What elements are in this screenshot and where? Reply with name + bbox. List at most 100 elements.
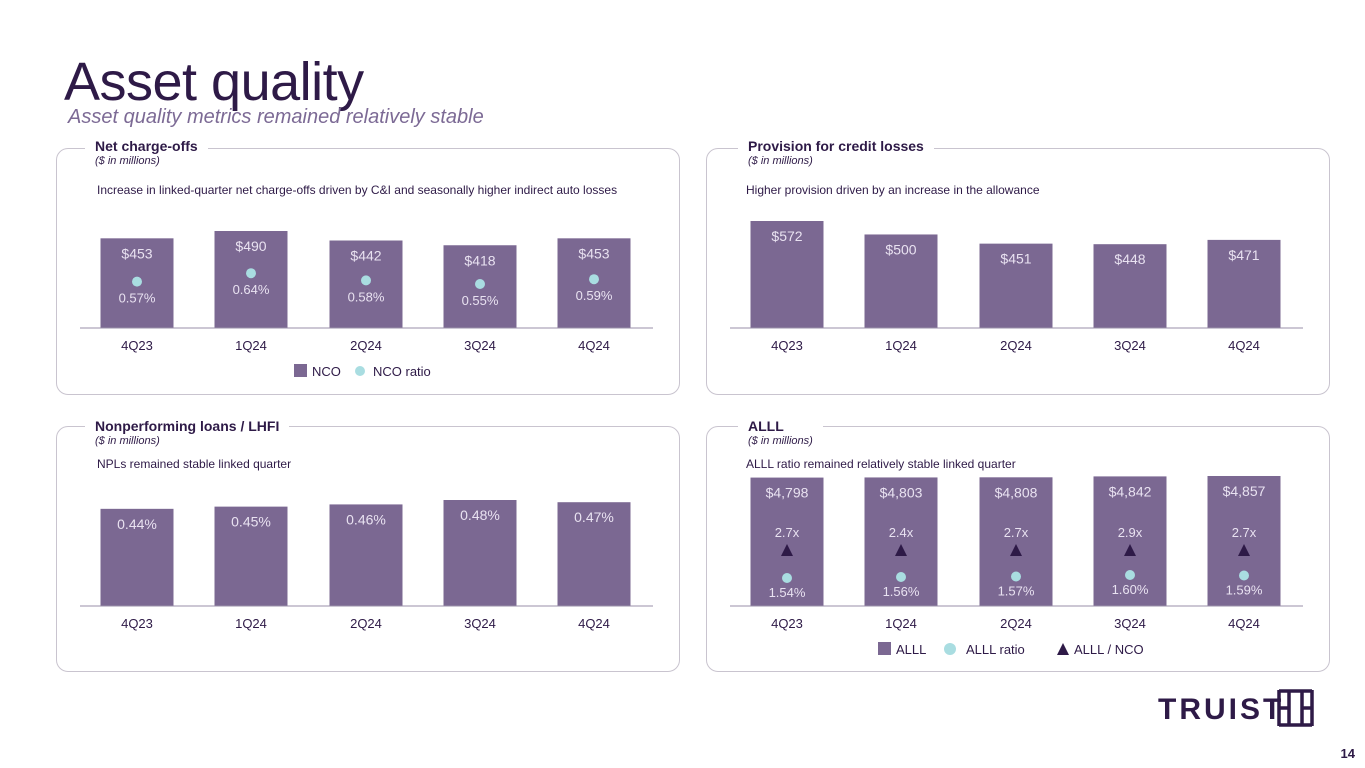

■ ■ ■ ■

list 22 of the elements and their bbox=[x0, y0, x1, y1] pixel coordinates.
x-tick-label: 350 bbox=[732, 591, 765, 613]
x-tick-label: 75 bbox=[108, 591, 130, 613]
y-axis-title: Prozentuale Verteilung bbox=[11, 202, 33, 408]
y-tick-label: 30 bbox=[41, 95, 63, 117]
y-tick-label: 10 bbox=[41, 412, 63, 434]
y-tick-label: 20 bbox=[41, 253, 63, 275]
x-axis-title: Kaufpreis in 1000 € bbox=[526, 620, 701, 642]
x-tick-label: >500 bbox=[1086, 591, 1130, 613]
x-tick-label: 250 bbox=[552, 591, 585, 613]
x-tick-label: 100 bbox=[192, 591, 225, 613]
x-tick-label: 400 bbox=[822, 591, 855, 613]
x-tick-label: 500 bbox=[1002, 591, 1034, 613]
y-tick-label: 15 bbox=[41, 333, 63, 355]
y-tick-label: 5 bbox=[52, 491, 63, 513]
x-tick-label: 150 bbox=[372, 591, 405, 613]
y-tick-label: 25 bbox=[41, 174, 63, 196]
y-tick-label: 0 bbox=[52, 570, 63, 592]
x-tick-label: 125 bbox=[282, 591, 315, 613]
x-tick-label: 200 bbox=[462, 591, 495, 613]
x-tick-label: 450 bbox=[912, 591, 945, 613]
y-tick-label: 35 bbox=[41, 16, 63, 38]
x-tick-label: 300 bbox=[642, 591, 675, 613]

■ ■ ■ ■

Reproduce the records from the line containing "list 22 of the" through the line containing "x-tick-label: 300 bbox=[642, 591, 675, 613]", swapping "Prozentuale Verteilung" for "Percentage Distribution" and leaving everything else unchanged.

» WRITTEN RESPONSE:
list 22 of the elements and their bbox=[x0, y0, x1, y1] pixel coordinates.
x-tick-label: 350 bbox=[732, 591, 765, 613]
x-tick-label: 75 bbox=[108, 591, 130, 613]
y-axis-title: Percentage Distribution bbox=[11, 202, 33, 408]
y-tick-label: 30 bbox=[41, 95, 63, 117]
y-tick-label: 10 bbox=[41, 412, 63, 434]
y-tick-label: 20 bbox=[41, 253, 63, 275]
x-axis-title: Kaufpreis in 1000 € bbox=[526, 620, 701, 642]
x-tick-label: >500 bbox=[1086, 591, 1130, 613]
x-tick-label: 250 bbox=[552, 591, 585, 613]
x-tick-label: 100 bbox=[192, 591, 225, 613]
x-tick-label: 400 bbox=[822, 591, 855, 613]
x-tick-label: 500 bbox=[1002, 591, 1034, 613]
y-tick-label: 15 bbox=[41, 333, 63, 355]
y-tick-label: 5 bbox=[52, 491, 63, 513]
x-tick-label: 150 bbox=[372, 591, 405, 613]
y-tick-label: 25 bbox=[41, 174, 63, 196]
y-tick-label: 0 bbox=[52, 570, 63, 592]
x-tick-label: 125 bbox=[282, 591, 315, 613]
x-tick-label: 200 bbox=[462, 591, 495, 613]
x-tick-label: 450 bbox=[912, 591, 945, 613]
y-tick-label: 35 bbox=[41, 16, 63, 38]
x-tick-label: 300 bbox=[642, 591, 675, 613]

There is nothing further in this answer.